* Problem to solve
Only the line containing "OCR this image." and those after it, up to the end of the records below, are to be set down, exactly as written.

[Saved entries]
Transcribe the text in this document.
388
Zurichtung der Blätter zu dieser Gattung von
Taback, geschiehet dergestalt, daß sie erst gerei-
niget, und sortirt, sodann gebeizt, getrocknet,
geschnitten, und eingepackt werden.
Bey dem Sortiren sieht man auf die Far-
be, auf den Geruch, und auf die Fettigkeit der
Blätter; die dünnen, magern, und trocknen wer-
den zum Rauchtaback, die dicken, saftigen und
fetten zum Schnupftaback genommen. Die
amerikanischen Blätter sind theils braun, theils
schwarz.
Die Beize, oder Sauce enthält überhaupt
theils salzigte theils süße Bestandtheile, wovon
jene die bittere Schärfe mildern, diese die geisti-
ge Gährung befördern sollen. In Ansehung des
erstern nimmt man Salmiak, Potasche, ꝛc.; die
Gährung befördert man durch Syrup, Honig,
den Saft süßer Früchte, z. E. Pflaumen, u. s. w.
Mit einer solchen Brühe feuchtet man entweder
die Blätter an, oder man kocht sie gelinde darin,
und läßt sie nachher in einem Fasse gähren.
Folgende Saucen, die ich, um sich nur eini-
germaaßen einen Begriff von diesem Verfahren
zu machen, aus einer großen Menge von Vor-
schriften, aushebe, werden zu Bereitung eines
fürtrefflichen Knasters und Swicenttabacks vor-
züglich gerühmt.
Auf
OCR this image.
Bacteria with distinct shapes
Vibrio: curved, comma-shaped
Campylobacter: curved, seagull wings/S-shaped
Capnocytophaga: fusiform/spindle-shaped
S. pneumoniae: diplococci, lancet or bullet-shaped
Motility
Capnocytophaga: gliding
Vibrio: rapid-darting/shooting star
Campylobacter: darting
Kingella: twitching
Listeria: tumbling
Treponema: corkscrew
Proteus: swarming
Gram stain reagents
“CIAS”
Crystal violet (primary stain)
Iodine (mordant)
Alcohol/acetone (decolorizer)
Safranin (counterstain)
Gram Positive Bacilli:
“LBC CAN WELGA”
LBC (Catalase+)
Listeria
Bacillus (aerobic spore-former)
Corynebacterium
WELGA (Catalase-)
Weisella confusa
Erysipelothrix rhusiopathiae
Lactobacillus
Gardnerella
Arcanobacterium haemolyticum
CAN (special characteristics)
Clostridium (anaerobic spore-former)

* Task answer
OCR this image.
Bacteria with distinct shapes
Vibrio: curved, comma-shaped
Campylobacter: curved, seagull wings/S-shaped
Capnocytophaga: fusiform/spindle-shaped
S. pneumoniae: diplococci, lancet or bullet-shaped
Motility
Capnocytophaga: gliding
Vibrio: rapid-darting/shooting star
Campylobacter: darting
Kingella: twitching
Listeria: tumbling
Treponema: corkscrew
Proteus: swarming
Gram stain reagents
“CIAS”
Crystal violet (primary stain)
Iodine (mordant)
Alcohol/acetone (decolorizer)
Safranin (counterstain)
Gram Positive Bacilli:
“LBC CAN WELGA”
LBC (Catalase+)
Listeria
Bacillus (aerobic spore-former)
Corynebacterium
WELGA (Catalase-)
Weisella confusa
Erysipelothrix rhusiopathiae
Lactobacillus
Gardnerella
Arcanobacterium haemolyticum
CAN (special characteristics)
Clostridium (anaerobic spore-former)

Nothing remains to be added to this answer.